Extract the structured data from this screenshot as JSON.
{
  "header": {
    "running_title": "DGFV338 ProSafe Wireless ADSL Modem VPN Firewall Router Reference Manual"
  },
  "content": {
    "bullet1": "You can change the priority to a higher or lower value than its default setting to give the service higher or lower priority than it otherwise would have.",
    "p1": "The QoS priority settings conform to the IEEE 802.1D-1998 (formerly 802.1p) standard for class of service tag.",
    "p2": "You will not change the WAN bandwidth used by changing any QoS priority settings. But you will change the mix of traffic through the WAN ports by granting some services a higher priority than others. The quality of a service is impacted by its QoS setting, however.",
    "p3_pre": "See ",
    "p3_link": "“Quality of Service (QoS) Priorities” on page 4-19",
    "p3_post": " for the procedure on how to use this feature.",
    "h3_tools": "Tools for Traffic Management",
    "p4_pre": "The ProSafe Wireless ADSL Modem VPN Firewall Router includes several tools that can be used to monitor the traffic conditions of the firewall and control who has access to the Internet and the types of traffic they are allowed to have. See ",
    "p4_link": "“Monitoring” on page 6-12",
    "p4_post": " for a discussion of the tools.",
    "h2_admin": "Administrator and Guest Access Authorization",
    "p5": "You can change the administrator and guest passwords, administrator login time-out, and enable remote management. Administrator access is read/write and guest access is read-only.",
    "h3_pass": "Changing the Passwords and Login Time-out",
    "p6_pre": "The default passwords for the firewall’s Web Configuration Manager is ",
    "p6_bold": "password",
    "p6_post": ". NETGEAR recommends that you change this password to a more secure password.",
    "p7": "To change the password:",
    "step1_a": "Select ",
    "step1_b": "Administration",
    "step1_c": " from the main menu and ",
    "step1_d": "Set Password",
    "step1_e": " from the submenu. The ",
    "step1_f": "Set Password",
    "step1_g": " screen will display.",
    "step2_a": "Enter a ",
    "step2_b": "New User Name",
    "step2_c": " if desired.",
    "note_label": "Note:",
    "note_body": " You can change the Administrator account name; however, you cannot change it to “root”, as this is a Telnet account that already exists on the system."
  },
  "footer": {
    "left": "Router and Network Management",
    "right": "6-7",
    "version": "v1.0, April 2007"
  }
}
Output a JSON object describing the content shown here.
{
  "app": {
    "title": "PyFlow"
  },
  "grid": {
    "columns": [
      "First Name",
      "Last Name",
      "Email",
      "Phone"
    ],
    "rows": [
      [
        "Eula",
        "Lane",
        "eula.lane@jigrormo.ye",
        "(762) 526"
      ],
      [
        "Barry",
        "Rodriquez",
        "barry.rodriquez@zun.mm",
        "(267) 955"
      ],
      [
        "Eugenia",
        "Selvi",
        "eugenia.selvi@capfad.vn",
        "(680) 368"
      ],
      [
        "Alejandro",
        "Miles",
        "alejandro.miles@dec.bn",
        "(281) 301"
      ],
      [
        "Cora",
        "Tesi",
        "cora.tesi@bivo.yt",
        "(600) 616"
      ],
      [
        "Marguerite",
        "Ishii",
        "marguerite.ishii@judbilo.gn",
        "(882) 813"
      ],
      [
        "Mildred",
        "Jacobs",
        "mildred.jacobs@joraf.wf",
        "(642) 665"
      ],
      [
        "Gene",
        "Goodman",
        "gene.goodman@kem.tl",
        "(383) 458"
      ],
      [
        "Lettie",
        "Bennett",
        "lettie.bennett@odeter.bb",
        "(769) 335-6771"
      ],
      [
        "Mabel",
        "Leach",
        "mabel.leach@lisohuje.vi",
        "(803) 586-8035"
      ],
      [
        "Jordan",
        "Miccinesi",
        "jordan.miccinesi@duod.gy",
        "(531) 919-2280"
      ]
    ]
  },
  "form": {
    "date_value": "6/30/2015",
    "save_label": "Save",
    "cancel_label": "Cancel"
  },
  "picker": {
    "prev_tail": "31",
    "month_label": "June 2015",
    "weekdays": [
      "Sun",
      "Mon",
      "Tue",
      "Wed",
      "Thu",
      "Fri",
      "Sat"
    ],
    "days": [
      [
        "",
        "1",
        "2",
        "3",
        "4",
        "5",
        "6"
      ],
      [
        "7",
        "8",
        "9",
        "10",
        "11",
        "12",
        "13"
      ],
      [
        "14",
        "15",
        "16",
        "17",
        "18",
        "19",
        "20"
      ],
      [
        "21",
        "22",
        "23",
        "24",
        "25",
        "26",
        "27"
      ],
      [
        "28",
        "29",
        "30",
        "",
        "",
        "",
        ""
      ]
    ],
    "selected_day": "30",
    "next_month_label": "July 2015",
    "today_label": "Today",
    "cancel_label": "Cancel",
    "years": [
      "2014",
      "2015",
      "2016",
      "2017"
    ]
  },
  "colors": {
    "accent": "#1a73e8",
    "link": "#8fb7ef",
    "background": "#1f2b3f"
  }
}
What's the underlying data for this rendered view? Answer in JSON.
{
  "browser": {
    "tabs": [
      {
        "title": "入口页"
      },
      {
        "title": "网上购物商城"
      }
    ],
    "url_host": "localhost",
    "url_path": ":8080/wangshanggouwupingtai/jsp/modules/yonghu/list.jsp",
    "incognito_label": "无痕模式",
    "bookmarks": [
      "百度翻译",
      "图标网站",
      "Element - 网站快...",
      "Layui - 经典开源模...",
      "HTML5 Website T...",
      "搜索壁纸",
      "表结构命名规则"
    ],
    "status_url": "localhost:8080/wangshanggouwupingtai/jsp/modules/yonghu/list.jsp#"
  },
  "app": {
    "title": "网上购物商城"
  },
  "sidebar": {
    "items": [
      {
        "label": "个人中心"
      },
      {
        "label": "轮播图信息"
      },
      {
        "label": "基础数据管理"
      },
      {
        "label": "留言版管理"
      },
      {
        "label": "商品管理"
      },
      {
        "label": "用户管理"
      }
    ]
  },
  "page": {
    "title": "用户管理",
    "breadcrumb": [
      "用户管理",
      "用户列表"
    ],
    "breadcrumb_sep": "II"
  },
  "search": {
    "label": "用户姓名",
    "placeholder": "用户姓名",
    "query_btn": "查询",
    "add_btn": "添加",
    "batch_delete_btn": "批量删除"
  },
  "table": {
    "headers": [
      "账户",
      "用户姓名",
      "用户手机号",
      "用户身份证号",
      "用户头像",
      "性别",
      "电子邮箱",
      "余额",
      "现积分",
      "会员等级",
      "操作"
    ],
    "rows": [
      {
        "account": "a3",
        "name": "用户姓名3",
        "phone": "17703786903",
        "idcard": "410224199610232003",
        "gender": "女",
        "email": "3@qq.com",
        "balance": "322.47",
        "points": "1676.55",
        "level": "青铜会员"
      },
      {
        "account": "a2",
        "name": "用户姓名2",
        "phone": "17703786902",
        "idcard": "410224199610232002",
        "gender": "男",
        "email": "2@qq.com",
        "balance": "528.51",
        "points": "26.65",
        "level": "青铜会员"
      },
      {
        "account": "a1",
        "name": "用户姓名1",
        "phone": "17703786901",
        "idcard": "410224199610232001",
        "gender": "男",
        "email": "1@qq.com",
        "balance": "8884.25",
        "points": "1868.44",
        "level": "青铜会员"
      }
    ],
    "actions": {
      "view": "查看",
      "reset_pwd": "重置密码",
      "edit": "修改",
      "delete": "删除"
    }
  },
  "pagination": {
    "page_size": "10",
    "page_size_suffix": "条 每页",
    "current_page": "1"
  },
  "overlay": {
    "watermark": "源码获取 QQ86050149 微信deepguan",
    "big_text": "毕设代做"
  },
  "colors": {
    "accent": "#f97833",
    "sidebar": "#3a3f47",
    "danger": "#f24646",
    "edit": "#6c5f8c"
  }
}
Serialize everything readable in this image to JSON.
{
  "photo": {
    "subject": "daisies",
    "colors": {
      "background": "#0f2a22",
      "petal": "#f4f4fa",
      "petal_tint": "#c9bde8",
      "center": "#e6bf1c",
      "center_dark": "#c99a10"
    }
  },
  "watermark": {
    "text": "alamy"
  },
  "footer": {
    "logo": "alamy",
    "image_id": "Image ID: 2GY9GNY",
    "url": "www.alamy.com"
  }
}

WHAT THE TASK ASKS: Only the lines from the one containing "Serialize everything readable" through the end of the entries above belong in the answer; repeat them exactly.

EXPECTED OUTPUT:
Serialize everything readable in this image to JSON.
{
  "photo": {
    "subject": "daisies",
    "colors": {
      "background": "#0f2a22",
      "petal": "#f4f4fa",
      "petal_tint": "#c9bde8",
      "center": "#e6bf1c",
      "center_dark": "#c99a10"
    }
  },
  "watermark": {
    "text": "alamy"
  },
  "footer": {
    "logo": "alamy",
    "image_id": "Image ID: 2GY9GNY",
    "url": "www.alamy.com"
  }
}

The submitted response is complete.